> **Your goal**
Pull out all lines from the listing below in which the word "Heliocentric" appears.

Start Records for this exercise

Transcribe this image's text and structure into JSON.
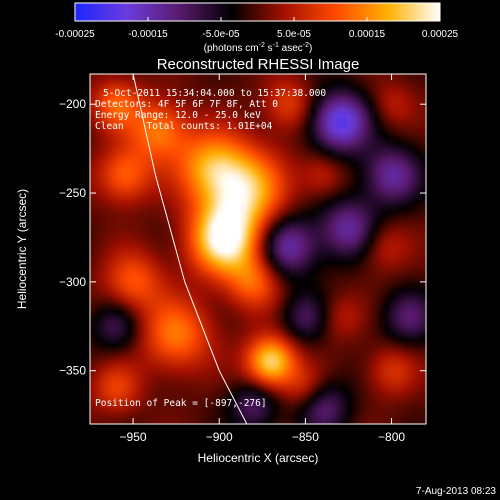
{
  "chart_data": {
    "type": "heatmap",
    "title": "Reconstructed RHESSI Image",
    "xlabel": "Heliocentric X (arcsec)",
    "ylabel": "Heliocentric Y (arcsec)",
    "xlim": [
      -975,
      -780
    ],
    "ylim": [
      -380,
      -183
    ],
    "x_ticks": [
      -950,
      -900,
      -850,
      -800
    ],
    "y_ticks": [
      -200,
      -250,
      -300,
      -350
    ],
    "colorbar": {
      "range": [
        -0.00025,
        0.00025
      ],
      "tick_values": [
        -0.00025,
        -0.00015,
        -5e-05,
        5e-05,
        0.00015,
        0.00025
      ],
      "tick_labels": [
        "-0.00025",
        "-0.00015",
        "-5.0e-05",
        "5.0e-05",
        "0.00015",
        "0.00025"
      ],
      "label": "(photons cm",
      "label_exp1": "-2",
      "label_mid": " s",
      "label_exp2": "-1",
      "label_tail": " asec",
      "label_exp3": "-2",
      "label_end": ")",
      "stops": [
        "#1e26ff",
        "#6a3cdc",
        "#5a1a6e",
        "#000000",
        "#a31000",
        "#ff4a00",
        "#ffb000",
        "#ffffff"
      ]
    },
    "annotations": {
      "time": "5-Oct-2011 15:34:04.000 to 15:37:38.000",
      "detectors": "Detectors: 4F 5F 6F 7F 8F, Att 0",
      "energy": "Energy Range: 12.0 - 25.0 keV",
      "method": "Clean    Total counts: 1.01E+04",
      "peak": "Position of Peak = [-897,-276]"
    },
    "limb_curve": [
      [
        -950,
        -183
      ],
      [
        -937,
        -240
      ],
      [
        -920,
        -300
      ],
      [
        -900,
        -350
      ],
      [
        -884,
        -380
      ]
    ],
    "sources": [
      {
        "x": -897,
        "y": -276,
        "a": 1.0,
        "s": 14
      },
      {
        "x": -885,
        "y": -248,
        "a": 0.75,
        "s": 16
      },
      {
        "x": -905,
        "y": -235,
        "a": 0.6,
        "s": 14
      },
      {
        "x": -935,
        "y": -215,
        "a": 0.55,
        "s": 12
      },
      {
        "x": -955,
        "y": -240,
        "a": 0.5,
        "s": 11
      },
      {
        "x": -960,
        "y": -200,
        "a": 0.45,
        "s": 10
      },
      {
        "x": -925,
        "y": -330,
        "a": 0.55,
        "s": 14
      },
      {
        "x": -950,
        "y": -300,
        "a": 0.45,
        "s": 12
      },
      {
        "x": -870,
        "y": -345,
        "a": 0.9,
        "s": 10
      },
      {
        "x": -880,
        "y": -300,
        "a": 0.45,
        "s": 11
      },
      {
        "x": -960,
        "y": -360,
        "a": 0.35,
        "s": 10
      },
      {
        "x": -860,
        "y": -200,
        "a": 0.35,
        "s": 10
      },
      {
        "x": -840,
        "y": -240,
        "a": 0.25,
        "s": 9
      },
      {
        "x": -850,
        "y": -360,
        "a": 0.3,
        "s": 9
      },
      {
        "x": -800,
        "y": -350,
        "a": 0.3,
        "s": 10
      },
      {
        "x": -805,
        "y": -280,
        "a": 0.25,
        "s": 10
      },
      {
        "x": -800,
        "y": -200,
        "a": 0.2,
        "s": 9
      },
      {
        "x": -830,
        "y": -320,
        "a": 0.2,
        "s": 9
      }
    ],
    "negatives": [
      {
        "x": -830,
        "y": -210,
        "a": -0.8,
        "s": 12
      },
      {
        "x": -825,
        "y": -270,
        "a": -0.55,
        "s": 12
      },
      {
        "x": -860,
        "y": -280,
        "a": -0.6,
        "s": 12
      },
      {
        "x": -800,
        "y": -240,
        "a": -0.55,
        "s": 12
      },
      {
        "x": -840,
        "y": -370,
        "a": -0.45,
        "s": 11
      },
      {
        "x": -790,
        "y": -320,
        "a": -0.4,
        "s": 11
      },
      {
        "x": -880,
        "y": -370,
        "a": -0.4,
        "s": 10
      },
      {
        "x": -960,
        "y": -325,
        "a": -0.35,
        "s": 10
      },
      {
        "x": -850,
        "y": -320,
        "a": -0.35,
        "s": 10
      }
    ]
  },
  "footer": {
    "date": "7-Aug-2013 08:23"
  }
}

End Records for this exercise

> **Exercise answer**
    "xlabel": "Heliocentric X (arcsec)",
    "ylabel": "Heliocentric Y (arcsec)",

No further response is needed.